Work instructions: Check each line of the listing below for the string "vesmíru", and copy the ones that have it.

[Stored data]

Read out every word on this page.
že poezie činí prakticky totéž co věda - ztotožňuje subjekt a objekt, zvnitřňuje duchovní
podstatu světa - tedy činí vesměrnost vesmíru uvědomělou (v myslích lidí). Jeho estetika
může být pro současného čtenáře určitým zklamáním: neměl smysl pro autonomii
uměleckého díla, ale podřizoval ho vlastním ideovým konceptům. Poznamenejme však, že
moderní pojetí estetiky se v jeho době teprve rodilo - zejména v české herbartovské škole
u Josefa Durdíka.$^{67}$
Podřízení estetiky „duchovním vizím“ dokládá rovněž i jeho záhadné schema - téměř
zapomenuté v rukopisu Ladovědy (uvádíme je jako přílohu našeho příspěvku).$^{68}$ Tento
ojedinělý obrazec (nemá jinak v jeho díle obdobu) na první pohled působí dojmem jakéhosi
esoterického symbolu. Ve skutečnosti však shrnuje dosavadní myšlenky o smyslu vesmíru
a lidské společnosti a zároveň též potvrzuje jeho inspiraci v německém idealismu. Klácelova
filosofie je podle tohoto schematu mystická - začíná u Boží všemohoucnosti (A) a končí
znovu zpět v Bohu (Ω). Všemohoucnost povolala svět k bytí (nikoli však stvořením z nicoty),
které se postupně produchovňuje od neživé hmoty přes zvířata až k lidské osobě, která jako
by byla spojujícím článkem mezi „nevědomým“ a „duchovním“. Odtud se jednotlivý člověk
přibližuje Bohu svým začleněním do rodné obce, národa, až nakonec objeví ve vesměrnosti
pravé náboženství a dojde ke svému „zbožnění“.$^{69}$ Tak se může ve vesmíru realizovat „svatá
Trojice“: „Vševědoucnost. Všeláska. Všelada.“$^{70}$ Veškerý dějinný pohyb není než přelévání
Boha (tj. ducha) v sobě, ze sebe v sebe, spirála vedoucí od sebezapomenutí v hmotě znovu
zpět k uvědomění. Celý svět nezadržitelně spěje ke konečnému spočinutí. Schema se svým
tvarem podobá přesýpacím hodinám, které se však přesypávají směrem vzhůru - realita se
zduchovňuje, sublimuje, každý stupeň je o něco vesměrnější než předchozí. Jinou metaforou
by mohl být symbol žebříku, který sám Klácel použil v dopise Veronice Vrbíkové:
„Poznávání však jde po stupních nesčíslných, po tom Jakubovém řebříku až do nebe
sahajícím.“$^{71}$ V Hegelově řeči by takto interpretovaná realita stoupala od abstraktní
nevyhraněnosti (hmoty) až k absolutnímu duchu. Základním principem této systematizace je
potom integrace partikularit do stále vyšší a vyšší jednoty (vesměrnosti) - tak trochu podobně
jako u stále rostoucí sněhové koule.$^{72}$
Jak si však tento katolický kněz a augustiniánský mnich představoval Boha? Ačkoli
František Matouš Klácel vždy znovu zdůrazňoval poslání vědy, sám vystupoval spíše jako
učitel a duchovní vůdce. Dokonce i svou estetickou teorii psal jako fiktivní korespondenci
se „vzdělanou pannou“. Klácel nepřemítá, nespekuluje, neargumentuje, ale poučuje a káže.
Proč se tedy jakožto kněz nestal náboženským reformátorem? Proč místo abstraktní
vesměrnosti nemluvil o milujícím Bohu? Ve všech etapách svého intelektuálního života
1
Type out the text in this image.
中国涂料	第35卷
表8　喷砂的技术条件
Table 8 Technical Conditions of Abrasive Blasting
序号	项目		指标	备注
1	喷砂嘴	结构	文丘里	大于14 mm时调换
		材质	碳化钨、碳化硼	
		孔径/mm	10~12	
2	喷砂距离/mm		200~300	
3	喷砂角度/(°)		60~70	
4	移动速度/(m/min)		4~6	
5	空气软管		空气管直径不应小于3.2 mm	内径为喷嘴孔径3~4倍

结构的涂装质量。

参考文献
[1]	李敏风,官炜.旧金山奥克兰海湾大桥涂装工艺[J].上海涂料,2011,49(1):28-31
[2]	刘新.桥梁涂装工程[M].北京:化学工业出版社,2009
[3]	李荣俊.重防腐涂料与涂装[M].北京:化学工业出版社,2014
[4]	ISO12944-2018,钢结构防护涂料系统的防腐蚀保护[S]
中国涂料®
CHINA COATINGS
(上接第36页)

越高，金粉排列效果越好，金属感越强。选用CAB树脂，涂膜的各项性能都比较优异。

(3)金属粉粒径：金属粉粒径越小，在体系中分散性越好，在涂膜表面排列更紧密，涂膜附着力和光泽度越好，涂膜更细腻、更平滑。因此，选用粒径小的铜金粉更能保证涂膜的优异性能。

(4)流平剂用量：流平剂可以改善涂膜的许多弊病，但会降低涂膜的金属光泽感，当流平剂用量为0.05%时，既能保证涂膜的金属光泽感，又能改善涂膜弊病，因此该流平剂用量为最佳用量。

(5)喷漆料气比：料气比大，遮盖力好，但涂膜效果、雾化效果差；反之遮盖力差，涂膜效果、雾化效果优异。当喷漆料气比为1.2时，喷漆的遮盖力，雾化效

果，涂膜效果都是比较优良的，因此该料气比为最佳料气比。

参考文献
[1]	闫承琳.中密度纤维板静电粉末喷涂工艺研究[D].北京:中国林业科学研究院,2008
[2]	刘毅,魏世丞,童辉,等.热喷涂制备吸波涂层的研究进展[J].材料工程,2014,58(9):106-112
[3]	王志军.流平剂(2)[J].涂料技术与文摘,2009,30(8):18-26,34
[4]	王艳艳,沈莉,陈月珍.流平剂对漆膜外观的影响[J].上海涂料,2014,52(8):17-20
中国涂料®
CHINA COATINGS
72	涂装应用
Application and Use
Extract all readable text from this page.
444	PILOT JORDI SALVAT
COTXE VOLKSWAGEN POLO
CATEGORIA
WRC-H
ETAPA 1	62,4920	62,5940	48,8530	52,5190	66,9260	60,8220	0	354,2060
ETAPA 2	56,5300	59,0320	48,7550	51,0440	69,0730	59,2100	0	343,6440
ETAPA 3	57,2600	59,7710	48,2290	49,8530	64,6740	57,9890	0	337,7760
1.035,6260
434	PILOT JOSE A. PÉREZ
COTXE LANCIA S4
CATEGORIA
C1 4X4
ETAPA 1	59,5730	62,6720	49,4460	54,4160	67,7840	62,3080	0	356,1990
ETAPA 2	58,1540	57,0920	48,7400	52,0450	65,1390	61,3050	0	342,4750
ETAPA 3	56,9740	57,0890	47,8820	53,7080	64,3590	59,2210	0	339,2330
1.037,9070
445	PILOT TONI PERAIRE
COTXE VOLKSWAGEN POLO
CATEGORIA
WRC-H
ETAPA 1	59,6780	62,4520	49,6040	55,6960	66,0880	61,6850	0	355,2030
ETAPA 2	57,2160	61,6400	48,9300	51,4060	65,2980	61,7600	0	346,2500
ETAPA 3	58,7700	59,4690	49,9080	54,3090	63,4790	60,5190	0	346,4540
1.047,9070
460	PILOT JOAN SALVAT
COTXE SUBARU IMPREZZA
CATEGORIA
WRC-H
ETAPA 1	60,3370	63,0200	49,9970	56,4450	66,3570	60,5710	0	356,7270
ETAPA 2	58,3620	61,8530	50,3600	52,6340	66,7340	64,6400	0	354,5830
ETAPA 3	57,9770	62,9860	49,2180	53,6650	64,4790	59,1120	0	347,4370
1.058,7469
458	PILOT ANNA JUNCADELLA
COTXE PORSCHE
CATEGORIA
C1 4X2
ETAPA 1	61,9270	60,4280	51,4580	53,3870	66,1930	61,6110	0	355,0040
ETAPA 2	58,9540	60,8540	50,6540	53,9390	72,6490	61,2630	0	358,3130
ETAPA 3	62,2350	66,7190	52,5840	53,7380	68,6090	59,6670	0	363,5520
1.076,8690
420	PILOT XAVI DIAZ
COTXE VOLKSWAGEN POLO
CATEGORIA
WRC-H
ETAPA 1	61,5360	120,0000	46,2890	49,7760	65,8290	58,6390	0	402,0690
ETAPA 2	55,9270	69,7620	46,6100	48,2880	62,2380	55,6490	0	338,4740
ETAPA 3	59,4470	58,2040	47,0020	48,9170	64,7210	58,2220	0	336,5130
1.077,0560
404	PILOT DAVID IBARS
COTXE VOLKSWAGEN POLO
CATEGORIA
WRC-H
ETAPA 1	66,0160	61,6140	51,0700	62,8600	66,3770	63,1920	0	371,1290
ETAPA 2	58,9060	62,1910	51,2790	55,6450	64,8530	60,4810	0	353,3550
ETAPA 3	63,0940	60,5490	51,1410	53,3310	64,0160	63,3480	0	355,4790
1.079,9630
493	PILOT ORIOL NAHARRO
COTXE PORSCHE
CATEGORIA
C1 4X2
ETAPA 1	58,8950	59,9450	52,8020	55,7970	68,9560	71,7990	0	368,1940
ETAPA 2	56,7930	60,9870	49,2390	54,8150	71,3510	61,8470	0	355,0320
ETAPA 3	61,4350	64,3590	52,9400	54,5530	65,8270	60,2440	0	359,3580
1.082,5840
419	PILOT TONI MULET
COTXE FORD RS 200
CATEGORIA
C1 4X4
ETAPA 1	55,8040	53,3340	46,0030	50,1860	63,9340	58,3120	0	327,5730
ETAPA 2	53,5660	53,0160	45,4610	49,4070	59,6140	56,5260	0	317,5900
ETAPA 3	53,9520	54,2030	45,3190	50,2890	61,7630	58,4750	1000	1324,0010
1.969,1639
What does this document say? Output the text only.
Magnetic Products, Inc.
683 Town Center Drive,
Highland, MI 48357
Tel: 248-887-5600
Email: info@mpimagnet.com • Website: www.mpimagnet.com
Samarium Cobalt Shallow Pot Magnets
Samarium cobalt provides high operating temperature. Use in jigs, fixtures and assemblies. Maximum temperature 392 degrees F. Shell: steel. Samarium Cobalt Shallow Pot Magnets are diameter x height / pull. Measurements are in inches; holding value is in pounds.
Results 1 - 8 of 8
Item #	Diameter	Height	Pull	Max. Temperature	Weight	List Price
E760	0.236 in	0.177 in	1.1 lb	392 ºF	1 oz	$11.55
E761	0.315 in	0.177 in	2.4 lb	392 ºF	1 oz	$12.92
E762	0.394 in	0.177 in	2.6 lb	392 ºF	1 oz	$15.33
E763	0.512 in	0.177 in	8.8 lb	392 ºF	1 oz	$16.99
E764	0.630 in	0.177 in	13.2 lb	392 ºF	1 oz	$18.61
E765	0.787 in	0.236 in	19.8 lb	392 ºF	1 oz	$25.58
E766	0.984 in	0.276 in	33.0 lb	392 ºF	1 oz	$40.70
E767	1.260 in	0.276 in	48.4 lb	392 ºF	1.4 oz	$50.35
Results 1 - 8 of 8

Exercise answer:
podstatu světa - tedy činí vesměrnost vesmíru uvědomělou (v myslích lidí). Jeho estetika
esoterického symbolu. Ve skutečnosti však shrnuje dosavadní myšlenky o smyslu vesmíru
pravé náboženství a dojde ke svému „zbožnění“.$^{69}$ Tak se může ve vesmíru realizovat „svatá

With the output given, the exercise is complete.